**TASK DIRECTIONS:**
A line counts if it contains the string "photo"; say how many such lines there are, giving only the number.

**INFORMATION SHOWN:**

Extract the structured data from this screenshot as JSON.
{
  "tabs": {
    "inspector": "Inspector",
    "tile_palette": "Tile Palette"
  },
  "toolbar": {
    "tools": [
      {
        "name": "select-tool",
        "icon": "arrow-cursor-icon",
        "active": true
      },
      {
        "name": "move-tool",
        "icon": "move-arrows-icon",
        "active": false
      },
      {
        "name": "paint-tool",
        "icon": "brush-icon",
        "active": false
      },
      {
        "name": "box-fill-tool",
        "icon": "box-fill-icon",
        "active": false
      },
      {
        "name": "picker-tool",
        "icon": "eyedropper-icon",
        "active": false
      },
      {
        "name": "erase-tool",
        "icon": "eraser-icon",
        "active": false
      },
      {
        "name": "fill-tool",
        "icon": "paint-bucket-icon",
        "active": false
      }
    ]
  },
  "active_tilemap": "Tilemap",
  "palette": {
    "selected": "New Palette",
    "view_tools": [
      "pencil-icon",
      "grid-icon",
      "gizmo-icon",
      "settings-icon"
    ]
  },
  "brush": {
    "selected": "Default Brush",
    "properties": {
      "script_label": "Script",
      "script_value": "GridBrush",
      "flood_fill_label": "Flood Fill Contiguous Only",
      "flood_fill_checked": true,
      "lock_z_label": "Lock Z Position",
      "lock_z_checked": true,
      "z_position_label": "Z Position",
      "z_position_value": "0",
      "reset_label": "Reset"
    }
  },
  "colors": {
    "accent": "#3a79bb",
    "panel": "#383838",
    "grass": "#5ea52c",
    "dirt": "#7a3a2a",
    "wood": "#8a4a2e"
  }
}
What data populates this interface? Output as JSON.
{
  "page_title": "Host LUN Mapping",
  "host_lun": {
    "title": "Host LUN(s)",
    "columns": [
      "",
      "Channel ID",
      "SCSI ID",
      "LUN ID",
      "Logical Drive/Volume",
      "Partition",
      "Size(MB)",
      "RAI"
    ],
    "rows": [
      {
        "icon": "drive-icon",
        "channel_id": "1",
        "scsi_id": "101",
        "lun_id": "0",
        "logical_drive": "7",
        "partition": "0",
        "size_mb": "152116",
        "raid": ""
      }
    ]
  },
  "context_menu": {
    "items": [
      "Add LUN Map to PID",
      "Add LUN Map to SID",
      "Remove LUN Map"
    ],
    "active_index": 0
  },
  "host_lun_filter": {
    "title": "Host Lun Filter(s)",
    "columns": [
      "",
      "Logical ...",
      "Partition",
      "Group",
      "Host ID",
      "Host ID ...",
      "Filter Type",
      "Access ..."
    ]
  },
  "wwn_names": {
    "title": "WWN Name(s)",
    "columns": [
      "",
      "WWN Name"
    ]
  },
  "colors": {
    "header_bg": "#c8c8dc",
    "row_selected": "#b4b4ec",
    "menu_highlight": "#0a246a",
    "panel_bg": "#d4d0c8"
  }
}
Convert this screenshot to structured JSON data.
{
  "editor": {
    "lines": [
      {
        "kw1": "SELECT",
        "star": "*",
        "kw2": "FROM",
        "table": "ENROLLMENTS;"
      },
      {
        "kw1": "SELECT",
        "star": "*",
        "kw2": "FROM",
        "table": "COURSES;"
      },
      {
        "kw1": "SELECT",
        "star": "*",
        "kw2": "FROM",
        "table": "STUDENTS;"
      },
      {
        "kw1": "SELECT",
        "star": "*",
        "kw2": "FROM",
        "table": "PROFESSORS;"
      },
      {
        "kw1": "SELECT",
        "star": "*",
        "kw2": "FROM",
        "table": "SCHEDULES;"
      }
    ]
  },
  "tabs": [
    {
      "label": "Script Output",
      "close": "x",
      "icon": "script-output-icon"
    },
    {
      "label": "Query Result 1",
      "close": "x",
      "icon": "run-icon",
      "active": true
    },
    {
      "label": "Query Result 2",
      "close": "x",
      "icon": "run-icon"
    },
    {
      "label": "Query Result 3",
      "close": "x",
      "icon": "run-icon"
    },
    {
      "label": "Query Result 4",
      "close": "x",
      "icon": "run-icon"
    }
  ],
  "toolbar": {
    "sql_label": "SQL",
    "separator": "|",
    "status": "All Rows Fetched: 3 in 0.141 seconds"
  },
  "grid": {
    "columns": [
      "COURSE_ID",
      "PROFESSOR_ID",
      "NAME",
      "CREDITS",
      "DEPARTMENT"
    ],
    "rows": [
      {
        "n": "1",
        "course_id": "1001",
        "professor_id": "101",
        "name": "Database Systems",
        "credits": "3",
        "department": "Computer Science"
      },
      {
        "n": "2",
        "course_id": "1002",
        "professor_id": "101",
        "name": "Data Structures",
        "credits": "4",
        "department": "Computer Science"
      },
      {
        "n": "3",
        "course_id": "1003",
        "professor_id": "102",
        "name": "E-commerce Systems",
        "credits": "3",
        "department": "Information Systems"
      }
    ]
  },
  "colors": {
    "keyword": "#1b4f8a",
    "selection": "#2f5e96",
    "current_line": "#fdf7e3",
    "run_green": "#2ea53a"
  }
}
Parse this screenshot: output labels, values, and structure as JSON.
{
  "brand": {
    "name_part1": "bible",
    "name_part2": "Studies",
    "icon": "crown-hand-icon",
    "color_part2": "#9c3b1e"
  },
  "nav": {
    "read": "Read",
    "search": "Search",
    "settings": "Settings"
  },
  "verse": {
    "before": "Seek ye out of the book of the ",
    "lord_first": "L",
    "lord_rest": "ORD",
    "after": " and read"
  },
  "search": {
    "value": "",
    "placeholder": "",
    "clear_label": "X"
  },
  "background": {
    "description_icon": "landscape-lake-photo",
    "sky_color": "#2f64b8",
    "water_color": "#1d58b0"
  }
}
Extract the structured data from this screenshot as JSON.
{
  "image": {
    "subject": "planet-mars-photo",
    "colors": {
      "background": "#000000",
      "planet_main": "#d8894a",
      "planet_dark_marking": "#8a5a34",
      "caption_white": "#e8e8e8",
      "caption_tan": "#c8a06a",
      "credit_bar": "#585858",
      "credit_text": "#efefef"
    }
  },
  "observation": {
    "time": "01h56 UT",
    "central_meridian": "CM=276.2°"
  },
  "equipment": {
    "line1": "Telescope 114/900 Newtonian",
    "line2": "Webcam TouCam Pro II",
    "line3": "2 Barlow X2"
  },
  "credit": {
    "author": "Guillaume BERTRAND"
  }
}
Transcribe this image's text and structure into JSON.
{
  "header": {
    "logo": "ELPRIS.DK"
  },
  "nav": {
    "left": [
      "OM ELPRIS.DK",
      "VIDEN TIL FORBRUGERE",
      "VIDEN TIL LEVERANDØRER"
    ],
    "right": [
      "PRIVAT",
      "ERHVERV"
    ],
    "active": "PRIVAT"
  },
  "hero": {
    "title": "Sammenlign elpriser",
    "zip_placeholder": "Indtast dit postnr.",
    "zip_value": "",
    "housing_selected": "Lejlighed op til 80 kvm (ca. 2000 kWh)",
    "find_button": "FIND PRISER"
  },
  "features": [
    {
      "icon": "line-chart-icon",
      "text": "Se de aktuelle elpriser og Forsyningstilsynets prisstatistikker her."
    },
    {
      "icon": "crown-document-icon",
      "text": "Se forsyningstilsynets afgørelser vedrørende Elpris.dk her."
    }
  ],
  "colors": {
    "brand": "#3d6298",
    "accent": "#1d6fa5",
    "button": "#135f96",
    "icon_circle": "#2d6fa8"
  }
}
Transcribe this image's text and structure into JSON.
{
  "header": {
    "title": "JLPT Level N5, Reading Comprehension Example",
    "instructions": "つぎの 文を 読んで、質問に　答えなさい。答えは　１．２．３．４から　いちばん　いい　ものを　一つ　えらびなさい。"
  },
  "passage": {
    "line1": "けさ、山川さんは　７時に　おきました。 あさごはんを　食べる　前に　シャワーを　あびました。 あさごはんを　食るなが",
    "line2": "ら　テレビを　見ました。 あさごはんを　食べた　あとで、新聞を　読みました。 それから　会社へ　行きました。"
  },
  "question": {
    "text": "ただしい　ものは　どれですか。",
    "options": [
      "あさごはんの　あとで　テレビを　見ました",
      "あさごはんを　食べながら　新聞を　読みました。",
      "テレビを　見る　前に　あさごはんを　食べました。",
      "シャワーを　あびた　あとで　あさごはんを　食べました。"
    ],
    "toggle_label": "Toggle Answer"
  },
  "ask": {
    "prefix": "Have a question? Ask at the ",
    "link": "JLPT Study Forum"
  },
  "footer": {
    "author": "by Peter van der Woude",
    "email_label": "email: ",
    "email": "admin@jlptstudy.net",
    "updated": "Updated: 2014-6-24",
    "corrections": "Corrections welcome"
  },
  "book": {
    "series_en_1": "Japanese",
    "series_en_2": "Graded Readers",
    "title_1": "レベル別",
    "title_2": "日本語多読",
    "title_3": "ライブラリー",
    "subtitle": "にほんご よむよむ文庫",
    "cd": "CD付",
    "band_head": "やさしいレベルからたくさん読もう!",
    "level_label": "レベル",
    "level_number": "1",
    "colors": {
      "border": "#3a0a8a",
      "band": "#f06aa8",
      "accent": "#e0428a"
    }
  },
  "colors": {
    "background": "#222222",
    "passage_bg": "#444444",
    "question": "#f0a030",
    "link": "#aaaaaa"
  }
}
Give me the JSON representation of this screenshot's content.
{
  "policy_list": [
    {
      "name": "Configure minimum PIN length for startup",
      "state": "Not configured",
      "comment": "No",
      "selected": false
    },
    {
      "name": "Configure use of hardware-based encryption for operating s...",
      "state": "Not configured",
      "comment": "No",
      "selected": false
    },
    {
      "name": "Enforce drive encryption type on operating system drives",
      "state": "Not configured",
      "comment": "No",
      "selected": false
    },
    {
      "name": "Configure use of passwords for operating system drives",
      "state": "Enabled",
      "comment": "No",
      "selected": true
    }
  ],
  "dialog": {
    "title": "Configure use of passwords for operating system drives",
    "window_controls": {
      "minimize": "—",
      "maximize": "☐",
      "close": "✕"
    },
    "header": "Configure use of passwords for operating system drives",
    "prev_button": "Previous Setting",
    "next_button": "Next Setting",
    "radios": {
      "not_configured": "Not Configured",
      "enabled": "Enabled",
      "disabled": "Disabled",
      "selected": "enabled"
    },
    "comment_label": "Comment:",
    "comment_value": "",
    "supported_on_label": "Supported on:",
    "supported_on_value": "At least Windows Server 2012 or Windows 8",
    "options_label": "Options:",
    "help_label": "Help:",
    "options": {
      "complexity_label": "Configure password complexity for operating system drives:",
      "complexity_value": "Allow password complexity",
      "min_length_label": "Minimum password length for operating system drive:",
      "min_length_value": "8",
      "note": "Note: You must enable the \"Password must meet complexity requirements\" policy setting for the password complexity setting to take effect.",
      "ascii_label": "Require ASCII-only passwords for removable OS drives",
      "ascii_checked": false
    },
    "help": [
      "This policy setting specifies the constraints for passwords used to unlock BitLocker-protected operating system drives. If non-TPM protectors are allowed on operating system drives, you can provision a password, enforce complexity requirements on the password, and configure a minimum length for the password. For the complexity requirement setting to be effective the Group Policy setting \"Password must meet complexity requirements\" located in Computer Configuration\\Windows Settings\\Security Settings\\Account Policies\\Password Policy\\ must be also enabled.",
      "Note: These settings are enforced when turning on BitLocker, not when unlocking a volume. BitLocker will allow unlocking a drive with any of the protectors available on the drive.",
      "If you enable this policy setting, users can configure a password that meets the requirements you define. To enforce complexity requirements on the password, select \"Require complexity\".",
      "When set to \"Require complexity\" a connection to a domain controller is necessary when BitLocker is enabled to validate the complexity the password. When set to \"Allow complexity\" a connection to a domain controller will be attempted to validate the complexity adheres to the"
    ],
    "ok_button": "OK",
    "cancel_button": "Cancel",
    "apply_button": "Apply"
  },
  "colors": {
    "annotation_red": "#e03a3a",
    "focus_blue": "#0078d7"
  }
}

**TASK RESPONSE:**
2